**Your objective**
Locate all lines in the data below that hold "retard" and show them.

**Data for this exercise**
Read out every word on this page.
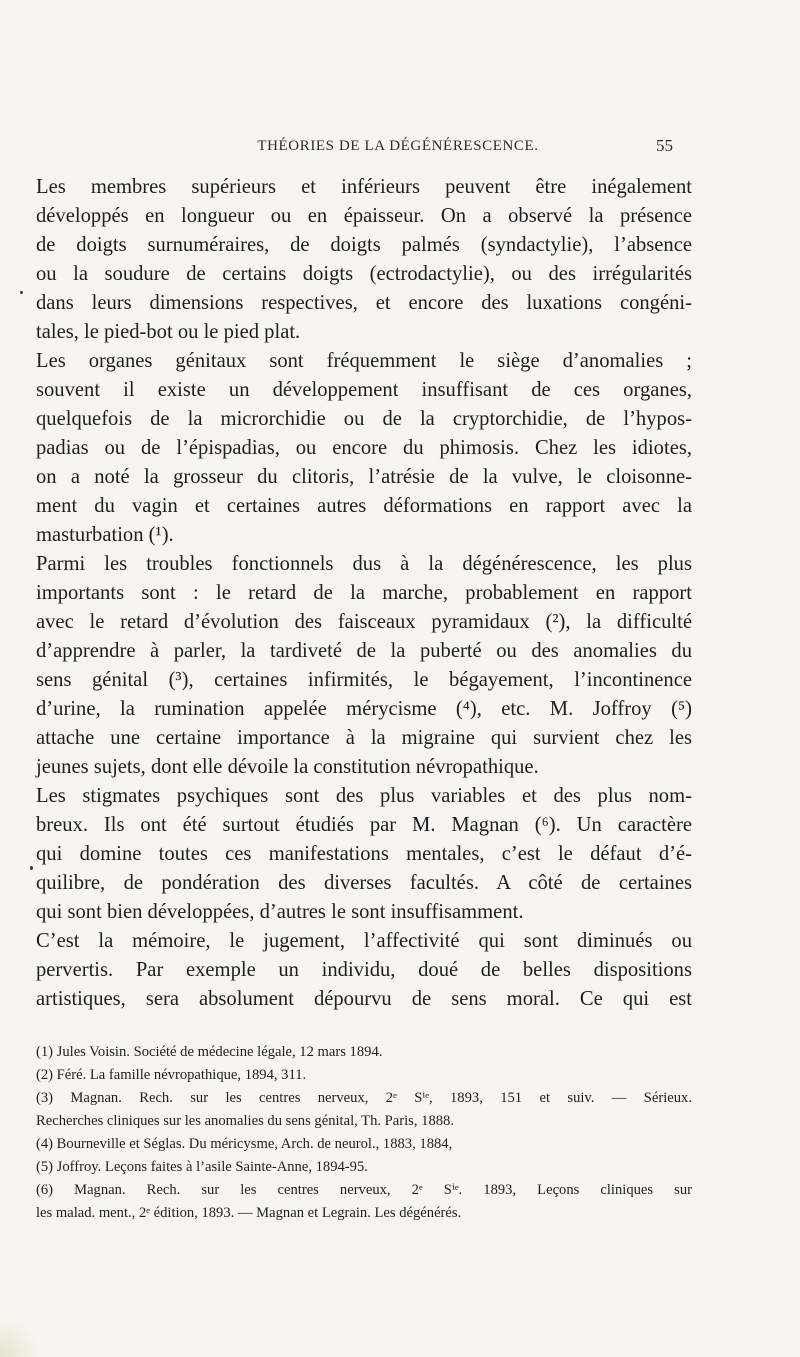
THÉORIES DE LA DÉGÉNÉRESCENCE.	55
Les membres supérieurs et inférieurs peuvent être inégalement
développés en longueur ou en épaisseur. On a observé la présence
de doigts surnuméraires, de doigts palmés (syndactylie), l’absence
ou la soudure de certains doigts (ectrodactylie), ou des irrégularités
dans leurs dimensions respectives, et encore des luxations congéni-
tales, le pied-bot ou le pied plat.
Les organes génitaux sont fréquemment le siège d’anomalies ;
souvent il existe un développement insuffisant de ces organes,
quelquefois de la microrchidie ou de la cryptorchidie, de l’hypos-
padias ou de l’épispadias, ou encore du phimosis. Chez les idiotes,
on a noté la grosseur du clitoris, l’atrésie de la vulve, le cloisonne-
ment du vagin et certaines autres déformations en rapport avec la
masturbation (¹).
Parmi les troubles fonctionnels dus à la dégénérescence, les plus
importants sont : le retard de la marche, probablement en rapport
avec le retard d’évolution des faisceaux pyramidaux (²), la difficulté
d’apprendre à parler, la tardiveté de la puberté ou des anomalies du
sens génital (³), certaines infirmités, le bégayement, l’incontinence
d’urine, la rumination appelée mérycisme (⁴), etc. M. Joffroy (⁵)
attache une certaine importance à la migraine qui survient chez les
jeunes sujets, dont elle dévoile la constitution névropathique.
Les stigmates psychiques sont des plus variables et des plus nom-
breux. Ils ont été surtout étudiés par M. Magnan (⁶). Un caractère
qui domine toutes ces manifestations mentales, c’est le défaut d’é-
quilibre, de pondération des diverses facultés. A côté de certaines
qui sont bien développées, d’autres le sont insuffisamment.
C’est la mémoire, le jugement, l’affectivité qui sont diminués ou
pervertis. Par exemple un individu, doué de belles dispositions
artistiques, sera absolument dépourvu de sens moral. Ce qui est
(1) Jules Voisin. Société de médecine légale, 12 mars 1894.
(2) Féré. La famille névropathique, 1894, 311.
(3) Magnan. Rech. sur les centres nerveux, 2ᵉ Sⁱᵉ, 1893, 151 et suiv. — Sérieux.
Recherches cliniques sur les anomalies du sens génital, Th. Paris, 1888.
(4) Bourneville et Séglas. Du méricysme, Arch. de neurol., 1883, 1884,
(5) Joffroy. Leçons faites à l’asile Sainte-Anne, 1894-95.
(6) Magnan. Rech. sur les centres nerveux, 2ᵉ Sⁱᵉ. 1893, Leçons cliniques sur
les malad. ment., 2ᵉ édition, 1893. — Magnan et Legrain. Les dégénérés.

---

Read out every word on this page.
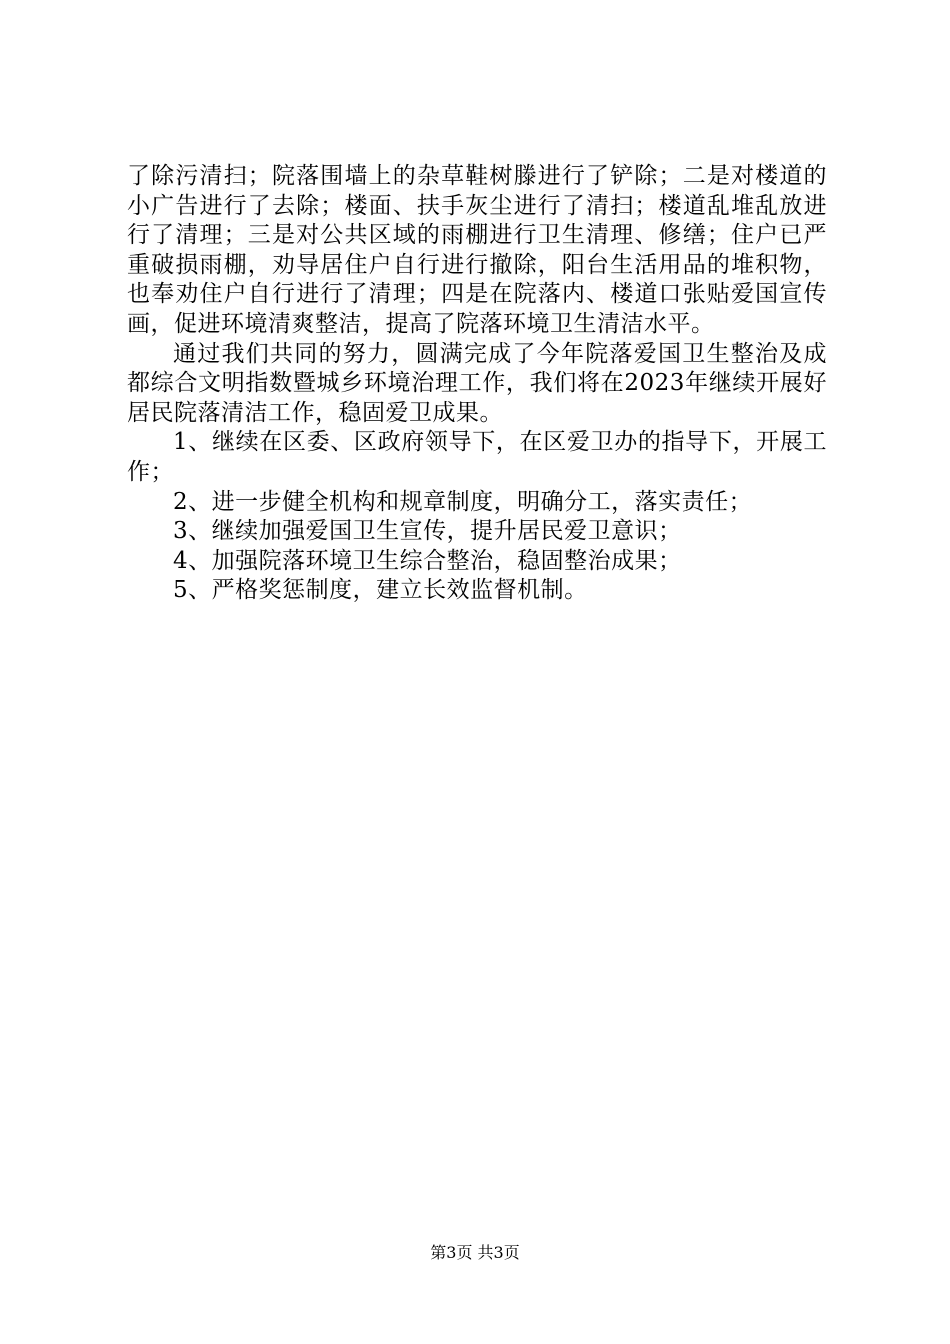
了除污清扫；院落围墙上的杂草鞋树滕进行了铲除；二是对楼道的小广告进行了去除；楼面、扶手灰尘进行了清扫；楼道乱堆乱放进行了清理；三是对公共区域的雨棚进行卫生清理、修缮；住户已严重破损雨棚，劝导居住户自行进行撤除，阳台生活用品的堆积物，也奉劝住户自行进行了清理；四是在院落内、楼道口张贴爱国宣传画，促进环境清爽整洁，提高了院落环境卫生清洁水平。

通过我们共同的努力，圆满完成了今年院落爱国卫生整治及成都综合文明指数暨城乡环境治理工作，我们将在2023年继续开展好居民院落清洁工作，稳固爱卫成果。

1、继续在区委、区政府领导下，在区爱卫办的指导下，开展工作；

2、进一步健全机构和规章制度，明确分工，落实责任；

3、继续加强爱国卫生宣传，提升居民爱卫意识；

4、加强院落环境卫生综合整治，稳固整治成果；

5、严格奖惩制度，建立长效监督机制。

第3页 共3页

**Problem solution**
importants sont : le retard de la marche, probablement en rapport
avec le retard d’évolution des faisceaux pyramidaux (²), la difficulté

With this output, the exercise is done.